Extract all lines in the data that contain the word "Generation".

##########

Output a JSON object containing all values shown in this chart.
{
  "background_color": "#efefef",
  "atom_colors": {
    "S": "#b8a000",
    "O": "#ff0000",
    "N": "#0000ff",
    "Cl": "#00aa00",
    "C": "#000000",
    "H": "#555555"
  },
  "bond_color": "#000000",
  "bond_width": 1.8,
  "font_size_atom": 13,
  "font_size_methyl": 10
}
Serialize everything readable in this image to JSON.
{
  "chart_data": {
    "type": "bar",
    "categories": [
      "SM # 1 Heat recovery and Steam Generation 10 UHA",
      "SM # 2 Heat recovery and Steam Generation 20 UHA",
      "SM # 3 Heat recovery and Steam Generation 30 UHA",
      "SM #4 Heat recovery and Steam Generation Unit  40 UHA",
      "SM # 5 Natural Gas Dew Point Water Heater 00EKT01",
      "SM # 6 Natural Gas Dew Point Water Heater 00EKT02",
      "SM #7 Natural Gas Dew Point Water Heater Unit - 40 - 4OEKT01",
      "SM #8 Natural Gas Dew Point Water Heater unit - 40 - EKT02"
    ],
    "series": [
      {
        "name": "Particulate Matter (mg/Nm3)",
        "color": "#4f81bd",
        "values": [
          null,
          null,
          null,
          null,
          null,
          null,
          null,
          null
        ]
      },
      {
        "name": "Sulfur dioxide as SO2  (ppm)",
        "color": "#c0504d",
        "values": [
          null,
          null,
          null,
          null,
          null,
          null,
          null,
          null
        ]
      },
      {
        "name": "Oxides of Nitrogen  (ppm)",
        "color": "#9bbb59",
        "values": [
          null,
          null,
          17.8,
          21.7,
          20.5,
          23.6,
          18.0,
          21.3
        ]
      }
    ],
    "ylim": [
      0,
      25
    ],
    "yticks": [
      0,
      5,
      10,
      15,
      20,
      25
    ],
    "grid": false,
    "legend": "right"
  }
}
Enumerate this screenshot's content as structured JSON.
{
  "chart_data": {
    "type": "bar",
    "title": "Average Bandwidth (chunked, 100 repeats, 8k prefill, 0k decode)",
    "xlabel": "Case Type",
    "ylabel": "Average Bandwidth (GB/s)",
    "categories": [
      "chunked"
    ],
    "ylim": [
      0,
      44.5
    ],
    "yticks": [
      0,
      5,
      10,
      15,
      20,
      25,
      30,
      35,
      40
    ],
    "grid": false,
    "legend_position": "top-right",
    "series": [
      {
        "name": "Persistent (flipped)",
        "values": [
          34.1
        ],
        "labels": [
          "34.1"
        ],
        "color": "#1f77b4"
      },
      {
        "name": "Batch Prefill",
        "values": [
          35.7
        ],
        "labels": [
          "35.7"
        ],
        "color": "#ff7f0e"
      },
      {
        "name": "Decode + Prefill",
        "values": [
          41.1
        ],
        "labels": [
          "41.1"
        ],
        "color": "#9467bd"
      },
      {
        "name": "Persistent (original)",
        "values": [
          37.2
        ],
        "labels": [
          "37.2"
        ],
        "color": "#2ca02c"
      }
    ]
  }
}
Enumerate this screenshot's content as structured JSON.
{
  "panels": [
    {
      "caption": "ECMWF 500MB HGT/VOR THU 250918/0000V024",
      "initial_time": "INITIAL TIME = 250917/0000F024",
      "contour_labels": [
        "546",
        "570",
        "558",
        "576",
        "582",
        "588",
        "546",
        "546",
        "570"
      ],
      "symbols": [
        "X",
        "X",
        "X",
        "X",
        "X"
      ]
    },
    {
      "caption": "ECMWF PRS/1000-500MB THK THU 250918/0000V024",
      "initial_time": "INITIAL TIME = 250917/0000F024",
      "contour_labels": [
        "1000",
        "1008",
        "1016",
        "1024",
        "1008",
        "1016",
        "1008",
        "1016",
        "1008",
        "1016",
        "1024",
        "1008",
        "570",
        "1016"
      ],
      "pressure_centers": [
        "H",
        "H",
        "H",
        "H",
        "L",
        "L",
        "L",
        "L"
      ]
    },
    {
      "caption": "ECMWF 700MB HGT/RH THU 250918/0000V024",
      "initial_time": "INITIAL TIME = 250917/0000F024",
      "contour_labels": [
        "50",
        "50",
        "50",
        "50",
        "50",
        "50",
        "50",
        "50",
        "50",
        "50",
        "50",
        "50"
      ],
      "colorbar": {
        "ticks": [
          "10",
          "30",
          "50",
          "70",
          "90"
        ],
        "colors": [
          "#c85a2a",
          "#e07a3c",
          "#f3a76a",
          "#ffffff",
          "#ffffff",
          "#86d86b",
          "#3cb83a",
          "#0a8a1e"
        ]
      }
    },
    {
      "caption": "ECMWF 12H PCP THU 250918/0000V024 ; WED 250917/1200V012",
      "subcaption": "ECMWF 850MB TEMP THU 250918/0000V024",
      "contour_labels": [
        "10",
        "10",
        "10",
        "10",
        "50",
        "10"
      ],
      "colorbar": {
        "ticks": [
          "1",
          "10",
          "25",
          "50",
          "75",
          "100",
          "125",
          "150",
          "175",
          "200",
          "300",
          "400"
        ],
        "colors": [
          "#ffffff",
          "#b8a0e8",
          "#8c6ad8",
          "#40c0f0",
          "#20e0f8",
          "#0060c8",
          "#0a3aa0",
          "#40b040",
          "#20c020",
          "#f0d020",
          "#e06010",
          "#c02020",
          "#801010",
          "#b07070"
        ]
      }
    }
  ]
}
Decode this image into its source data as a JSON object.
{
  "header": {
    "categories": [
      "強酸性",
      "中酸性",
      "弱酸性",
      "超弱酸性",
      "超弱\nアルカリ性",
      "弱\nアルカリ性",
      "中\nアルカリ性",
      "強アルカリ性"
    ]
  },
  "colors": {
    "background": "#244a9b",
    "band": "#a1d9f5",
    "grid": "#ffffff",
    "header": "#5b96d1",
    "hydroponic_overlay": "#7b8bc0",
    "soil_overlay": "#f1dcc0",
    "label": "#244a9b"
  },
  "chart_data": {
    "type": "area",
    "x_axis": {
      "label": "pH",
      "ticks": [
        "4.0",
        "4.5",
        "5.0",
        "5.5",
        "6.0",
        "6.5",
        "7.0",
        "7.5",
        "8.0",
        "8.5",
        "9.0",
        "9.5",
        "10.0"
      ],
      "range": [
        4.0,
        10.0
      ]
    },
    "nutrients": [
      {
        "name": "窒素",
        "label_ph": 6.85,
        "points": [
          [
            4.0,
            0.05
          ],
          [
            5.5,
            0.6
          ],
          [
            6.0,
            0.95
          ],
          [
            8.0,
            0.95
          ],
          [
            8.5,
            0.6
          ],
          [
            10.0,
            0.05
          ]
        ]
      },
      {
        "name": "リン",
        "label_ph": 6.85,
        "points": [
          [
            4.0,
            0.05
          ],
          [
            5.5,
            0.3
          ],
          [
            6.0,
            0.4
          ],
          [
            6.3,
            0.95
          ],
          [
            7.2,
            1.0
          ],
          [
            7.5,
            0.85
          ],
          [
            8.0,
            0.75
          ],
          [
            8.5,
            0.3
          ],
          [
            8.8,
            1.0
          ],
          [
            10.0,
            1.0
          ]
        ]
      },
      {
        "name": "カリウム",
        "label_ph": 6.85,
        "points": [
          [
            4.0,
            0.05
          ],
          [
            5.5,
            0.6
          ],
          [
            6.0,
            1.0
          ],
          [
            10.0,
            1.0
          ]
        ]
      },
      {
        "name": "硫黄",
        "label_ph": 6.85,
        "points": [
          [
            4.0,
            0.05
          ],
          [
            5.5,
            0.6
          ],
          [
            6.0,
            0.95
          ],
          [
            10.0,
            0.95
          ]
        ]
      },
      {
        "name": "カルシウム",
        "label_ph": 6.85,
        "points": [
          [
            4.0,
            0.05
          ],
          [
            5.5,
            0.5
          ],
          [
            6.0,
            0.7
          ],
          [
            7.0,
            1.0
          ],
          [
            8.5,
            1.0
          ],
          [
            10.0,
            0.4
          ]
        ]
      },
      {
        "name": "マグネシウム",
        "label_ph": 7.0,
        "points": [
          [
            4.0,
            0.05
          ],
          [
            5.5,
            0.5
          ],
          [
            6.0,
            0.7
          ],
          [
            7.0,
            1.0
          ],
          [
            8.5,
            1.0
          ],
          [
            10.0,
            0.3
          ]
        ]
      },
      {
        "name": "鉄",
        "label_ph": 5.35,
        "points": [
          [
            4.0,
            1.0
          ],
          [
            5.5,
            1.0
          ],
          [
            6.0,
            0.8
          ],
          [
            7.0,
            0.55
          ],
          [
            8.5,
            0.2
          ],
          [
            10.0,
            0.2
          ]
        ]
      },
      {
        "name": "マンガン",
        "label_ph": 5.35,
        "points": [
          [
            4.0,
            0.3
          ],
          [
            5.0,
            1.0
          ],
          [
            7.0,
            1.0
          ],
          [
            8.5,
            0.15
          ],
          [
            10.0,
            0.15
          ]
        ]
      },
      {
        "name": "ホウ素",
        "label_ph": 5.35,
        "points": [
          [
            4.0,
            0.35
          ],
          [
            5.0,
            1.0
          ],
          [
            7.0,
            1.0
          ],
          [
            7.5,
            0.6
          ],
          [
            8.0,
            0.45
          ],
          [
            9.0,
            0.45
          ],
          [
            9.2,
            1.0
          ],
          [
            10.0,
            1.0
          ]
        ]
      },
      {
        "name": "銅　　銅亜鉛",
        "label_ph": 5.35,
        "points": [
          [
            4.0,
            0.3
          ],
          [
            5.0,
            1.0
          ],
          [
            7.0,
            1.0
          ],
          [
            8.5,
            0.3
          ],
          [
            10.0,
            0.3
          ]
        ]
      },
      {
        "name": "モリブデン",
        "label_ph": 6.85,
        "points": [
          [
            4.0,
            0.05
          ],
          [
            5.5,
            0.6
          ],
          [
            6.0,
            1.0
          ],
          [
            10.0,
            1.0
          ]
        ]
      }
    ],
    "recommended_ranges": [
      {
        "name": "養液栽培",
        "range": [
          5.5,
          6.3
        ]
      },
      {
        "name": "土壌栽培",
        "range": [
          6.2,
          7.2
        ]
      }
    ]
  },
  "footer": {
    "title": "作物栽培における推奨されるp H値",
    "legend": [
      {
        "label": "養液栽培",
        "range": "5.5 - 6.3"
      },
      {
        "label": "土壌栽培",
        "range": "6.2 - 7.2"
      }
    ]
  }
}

##########

◆ Exercise answer:
      "SM # 1 Heat recovery and Steam Generation 10 UHA",
      "SM # 2 Heat recovery and Steam Generation 20 UHA",
      "SM # 3 Heat recovery and Steam Generation 30 UHA",
      "SM #4 Heat recovery and Steam Generation Unit  40 UHA",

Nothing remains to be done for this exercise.